- _Directions for this task_
Check each line of the material below for "ylabel". Report how many have it, with no other words.

- _Records for the exercise_
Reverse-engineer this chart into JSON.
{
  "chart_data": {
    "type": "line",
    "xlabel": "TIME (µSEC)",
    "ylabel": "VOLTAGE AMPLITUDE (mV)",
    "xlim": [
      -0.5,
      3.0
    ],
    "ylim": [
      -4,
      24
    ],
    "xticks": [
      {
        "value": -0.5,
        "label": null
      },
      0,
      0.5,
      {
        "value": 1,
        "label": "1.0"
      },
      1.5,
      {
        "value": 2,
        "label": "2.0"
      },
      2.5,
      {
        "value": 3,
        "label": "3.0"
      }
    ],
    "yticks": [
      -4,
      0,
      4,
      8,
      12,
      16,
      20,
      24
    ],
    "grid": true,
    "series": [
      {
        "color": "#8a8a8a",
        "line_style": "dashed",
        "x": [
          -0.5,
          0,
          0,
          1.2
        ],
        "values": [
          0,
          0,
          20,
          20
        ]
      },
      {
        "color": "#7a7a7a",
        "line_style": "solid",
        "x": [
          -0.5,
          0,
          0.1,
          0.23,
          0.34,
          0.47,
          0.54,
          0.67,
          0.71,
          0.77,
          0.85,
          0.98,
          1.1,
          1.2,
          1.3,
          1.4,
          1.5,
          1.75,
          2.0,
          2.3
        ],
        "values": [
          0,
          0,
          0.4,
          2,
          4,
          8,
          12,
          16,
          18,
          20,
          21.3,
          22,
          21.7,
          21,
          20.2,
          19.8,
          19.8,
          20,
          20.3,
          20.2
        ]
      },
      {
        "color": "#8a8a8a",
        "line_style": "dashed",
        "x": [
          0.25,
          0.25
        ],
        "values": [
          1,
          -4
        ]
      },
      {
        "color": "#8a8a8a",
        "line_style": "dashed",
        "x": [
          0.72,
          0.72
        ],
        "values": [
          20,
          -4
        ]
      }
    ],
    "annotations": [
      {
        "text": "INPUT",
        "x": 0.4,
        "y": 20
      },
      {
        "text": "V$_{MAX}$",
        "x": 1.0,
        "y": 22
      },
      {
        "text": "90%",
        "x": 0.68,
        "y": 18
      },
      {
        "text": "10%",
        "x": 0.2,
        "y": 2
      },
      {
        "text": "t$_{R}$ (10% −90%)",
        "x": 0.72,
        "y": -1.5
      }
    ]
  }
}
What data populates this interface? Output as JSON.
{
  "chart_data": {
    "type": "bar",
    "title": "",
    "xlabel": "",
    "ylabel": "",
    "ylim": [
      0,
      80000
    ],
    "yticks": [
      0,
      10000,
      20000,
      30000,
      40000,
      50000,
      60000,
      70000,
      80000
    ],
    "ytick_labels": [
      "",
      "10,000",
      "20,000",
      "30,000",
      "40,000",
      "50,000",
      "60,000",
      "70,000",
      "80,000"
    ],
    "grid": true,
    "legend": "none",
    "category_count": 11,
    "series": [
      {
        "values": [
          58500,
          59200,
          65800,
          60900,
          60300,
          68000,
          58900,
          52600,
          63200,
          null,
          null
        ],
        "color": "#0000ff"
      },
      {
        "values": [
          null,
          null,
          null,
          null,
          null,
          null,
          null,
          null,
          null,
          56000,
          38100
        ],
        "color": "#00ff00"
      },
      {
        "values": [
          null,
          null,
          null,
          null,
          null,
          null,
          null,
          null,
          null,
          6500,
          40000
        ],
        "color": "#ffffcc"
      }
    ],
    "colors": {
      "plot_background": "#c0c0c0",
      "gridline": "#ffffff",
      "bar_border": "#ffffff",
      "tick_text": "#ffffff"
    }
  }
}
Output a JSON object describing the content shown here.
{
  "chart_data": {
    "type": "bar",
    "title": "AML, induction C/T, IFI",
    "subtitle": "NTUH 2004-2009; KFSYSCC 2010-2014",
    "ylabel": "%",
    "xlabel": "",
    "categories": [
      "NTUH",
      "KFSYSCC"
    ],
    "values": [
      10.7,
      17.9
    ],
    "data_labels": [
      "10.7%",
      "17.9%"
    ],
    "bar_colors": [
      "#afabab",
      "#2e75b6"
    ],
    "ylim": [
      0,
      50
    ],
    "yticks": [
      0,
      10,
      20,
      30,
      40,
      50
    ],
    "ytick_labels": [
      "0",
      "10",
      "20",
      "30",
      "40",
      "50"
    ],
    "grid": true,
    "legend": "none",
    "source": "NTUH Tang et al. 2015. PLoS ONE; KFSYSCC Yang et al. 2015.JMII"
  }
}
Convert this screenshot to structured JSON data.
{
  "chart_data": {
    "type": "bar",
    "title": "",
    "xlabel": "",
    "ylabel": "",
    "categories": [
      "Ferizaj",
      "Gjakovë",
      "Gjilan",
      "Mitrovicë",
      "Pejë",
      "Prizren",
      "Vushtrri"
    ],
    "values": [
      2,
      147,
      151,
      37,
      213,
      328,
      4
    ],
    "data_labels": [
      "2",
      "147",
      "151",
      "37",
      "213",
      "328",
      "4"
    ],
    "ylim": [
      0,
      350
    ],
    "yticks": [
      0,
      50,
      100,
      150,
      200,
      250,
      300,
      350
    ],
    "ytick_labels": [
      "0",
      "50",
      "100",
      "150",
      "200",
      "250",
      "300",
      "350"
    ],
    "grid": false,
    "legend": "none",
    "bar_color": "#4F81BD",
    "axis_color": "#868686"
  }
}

- _Task response_
4